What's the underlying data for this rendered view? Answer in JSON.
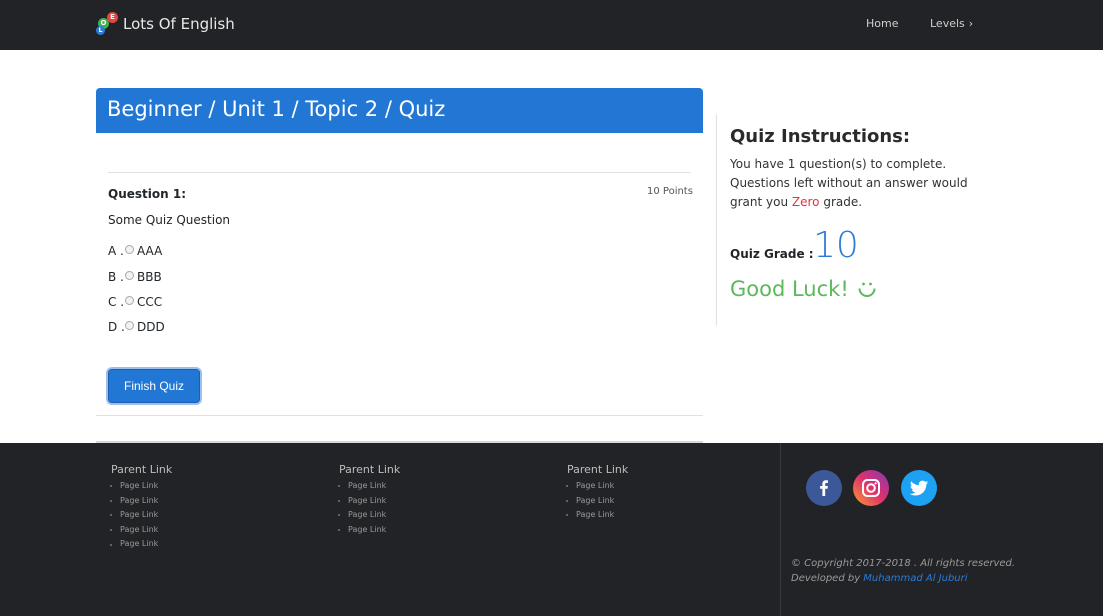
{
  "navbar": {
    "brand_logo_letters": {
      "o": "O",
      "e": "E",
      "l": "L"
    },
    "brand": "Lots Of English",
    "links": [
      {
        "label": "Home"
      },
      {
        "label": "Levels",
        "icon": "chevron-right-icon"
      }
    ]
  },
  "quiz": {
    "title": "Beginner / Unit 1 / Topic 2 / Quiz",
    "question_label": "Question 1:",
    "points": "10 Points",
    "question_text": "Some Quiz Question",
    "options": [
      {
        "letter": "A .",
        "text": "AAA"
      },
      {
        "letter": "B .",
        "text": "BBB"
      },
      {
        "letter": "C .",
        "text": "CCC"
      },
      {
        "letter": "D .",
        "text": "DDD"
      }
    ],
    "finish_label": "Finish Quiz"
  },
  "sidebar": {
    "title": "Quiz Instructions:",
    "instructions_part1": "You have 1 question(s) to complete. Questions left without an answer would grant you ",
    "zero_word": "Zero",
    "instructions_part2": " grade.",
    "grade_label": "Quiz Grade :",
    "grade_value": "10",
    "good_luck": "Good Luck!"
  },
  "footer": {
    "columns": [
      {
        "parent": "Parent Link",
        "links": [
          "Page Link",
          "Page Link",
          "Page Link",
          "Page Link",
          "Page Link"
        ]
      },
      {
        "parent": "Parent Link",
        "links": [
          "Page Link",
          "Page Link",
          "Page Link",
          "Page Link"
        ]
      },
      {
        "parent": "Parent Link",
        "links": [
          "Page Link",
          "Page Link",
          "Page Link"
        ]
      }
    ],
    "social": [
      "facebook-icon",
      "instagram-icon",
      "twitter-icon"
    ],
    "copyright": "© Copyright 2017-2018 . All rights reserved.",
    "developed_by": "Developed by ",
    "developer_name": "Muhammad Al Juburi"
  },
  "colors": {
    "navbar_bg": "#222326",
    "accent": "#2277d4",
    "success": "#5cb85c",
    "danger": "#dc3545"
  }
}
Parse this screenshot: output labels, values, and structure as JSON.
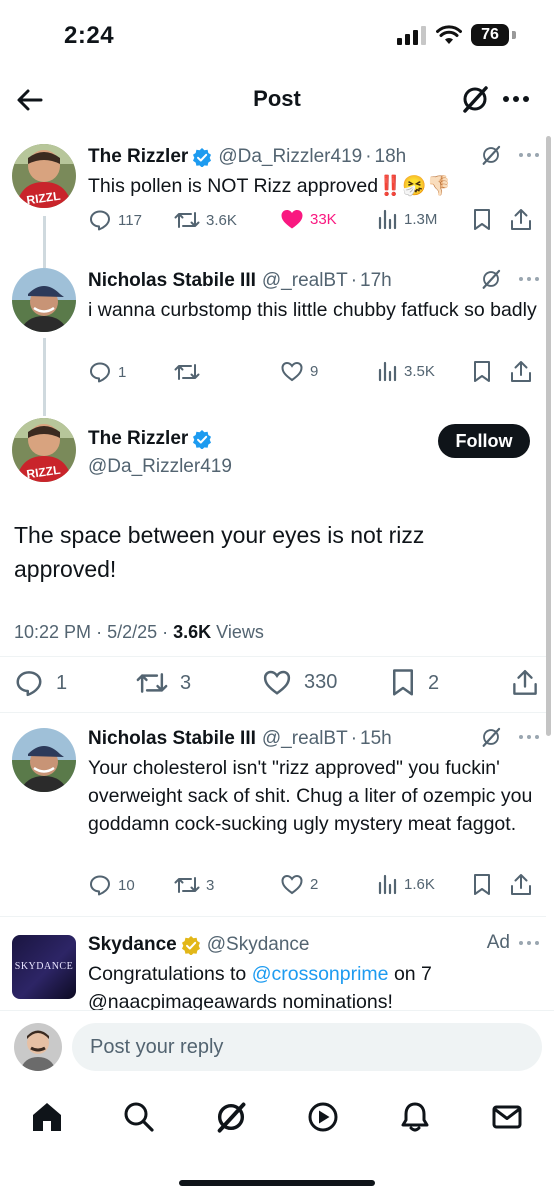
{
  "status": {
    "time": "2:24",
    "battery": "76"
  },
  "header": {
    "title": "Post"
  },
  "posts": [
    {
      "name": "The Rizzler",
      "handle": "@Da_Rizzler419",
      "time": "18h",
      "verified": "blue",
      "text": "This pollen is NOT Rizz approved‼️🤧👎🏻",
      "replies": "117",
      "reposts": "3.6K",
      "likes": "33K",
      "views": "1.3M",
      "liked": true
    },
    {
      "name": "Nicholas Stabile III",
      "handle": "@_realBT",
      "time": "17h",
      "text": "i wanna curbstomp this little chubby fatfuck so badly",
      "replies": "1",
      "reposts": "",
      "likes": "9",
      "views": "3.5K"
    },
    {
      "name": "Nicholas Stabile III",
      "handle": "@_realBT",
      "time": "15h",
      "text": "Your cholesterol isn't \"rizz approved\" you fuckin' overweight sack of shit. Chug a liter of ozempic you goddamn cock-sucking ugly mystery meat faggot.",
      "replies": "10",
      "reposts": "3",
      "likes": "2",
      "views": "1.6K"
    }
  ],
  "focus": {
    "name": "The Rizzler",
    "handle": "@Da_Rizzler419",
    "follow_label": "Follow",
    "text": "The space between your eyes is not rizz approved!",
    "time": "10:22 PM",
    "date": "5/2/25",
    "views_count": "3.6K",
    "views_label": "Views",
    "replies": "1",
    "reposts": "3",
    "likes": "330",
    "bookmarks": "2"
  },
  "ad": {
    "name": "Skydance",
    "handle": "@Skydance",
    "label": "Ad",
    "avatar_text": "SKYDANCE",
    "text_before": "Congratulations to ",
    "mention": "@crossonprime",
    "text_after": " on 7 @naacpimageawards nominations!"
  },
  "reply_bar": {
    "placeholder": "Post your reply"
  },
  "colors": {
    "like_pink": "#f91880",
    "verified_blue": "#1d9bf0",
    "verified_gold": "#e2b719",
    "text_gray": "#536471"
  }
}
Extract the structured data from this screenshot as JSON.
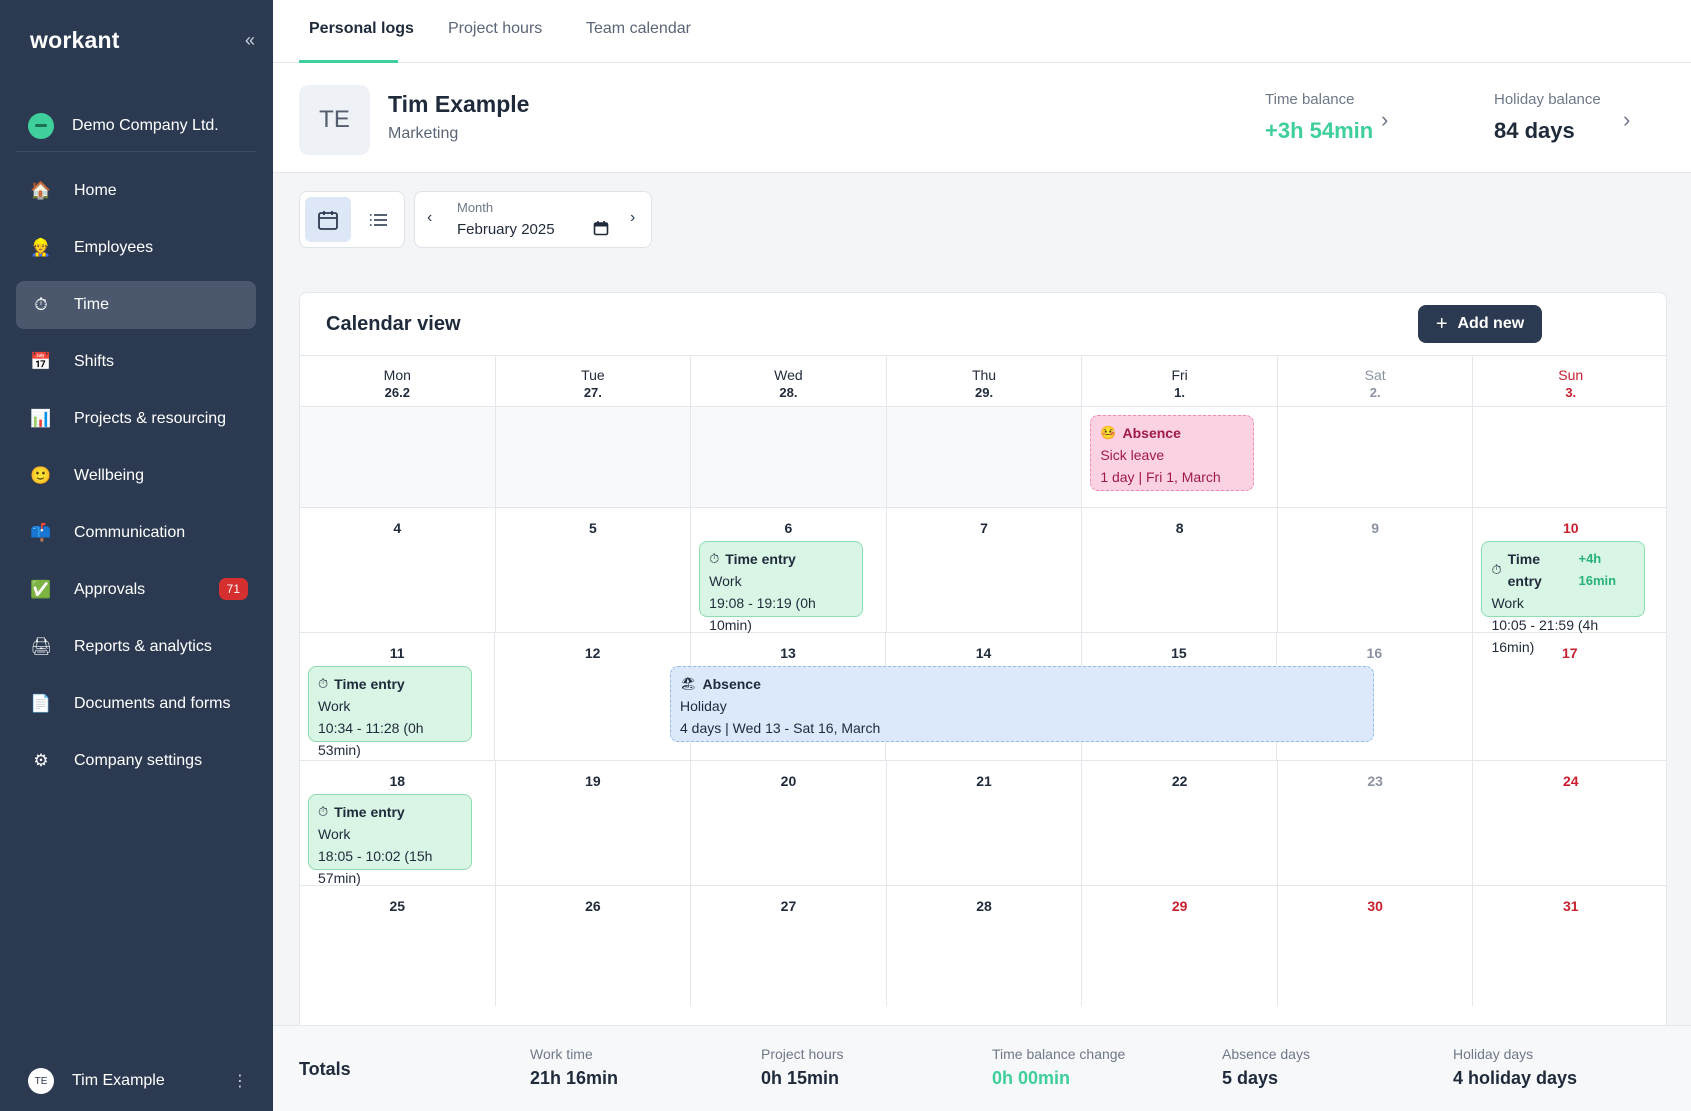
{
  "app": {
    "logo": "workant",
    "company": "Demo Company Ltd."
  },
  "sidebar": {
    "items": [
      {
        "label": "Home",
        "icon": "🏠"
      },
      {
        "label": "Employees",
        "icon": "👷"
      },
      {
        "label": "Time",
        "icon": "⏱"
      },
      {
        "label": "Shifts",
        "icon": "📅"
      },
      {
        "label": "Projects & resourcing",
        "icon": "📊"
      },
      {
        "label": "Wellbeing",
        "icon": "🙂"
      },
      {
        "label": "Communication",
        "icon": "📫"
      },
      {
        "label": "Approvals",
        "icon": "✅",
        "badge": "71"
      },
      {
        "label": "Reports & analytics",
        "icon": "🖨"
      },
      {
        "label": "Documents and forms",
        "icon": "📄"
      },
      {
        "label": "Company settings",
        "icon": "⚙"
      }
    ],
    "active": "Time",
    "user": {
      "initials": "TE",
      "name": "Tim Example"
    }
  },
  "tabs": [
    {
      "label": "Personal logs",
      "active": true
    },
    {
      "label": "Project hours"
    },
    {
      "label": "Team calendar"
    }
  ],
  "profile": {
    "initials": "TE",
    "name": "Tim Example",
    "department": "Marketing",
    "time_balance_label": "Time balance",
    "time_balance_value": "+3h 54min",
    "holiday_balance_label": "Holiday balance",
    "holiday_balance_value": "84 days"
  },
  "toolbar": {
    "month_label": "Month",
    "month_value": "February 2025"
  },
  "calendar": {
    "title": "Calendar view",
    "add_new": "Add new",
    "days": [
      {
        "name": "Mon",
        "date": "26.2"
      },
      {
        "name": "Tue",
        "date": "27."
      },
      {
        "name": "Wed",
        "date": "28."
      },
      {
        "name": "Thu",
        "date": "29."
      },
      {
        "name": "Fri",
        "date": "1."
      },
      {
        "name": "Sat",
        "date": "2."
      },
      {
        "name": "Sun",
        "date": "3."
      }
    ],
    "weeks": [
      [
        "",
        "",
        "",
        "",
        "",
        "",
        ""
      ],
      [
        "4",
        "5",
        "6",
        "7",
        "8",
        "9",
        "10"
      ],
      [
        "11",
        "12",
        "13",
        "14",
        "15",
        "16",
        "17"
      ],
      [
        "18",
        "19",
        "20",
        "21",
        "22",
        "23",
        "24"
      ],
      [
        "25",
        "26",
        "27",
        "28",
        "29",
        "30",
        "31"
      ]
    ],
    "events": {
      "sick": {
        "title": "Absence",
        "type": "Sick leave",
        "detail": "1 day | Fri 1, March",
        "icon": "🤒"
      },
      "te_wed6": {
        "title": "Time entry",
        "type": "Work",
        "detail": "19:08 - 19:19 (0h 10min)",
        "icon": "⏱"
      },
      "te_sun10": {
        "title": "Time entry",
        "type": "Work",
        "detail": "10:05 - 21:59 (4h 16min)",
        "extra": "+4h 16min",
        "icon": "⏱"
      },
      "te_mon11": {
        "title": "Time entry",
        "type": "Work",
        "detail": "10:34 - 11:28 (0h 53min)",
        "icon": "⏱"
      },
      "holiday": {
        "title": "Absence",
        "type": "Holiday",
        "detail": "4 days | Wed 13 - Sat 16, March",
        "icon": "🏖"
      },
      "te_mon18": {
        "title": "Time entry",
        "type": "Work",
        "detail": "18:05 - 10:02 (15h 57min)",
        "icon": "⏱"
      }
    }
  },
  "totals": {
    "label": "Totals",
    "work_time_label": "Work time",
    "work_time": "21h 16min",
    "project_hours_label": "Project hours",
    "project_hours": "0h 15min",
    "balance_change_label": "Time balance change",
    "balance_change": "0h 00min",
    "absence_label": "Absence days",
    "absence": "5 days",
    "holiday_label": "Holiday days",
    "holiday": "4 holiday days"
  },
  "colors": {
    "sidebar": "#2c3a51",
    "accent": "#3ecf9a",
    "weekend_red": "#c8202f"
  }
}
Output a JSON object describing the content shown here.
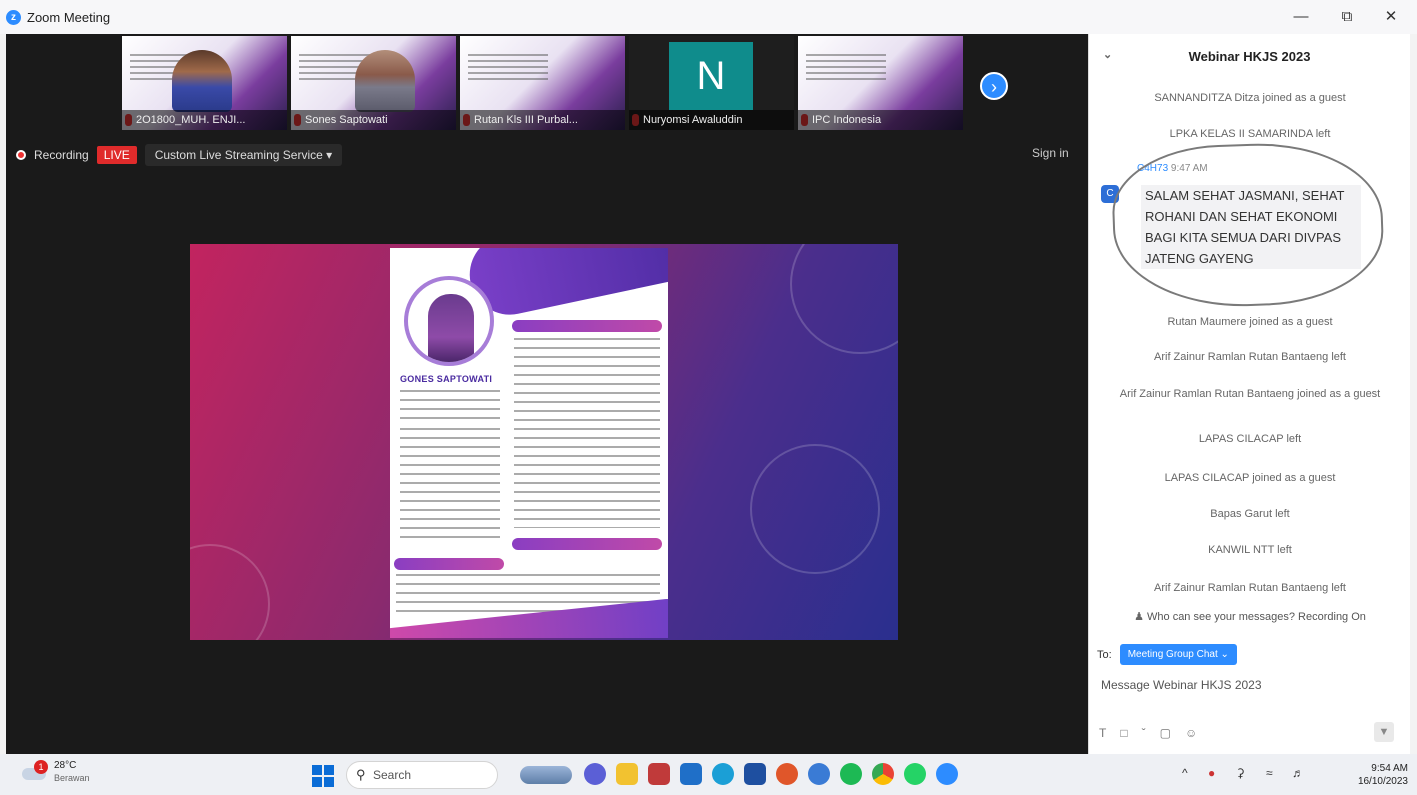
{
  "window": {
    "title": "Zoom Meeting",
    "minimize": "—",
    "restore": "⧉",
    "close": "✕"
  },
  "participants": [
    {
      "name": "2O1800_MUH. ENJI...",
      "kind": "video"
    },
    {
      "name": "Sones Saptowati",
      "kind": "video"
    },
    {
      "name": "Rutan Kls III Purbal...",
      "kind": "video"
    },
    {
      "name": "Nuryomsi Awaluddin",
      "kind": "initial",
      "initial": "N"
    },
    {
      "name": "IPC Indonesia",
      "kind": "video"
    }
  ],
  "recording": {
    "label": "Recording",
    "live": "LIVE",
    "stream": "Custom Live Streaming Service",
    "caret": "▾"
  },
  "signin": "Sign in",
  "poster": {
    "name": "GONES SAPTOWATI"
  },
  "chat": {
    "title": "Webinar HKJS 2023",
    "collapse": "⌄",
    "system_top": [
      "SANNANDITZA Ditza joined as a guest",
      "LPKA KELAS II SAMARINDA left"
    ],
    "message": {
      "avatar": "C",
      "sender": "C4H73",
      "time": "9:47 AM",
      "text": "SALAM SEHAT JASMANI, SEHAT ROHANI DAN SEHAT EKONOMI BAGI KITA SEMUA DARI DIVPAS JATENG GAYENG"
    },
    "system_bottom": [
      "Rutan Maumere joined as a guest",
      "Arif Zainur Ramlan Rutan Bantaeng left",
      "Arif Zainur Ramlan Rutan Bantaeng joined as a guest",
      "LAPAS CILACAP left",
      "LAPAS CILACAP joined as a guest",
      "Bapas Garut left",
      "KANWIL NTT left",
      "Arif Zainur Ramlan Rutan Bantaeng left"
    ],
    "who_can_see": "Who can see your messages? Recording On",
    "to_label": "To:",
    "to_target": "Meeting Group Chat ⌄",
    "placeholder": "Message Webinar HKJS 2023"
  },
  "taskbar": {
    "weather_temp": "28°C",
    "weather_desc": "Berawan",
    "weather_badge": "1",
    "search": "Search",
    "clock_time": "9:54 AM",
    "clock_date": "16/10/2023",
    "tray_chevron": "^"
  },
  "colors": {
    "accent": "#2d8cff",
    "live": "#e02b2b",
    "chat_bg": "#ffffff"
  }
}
====
• _Problem to work on_
From the entries above, return each line with the word "data" in it.

• _Solution to this problem_
What's the underlying data for this rendered view? Answer in JSON.
Extract the structured data from this screenshot as JSON.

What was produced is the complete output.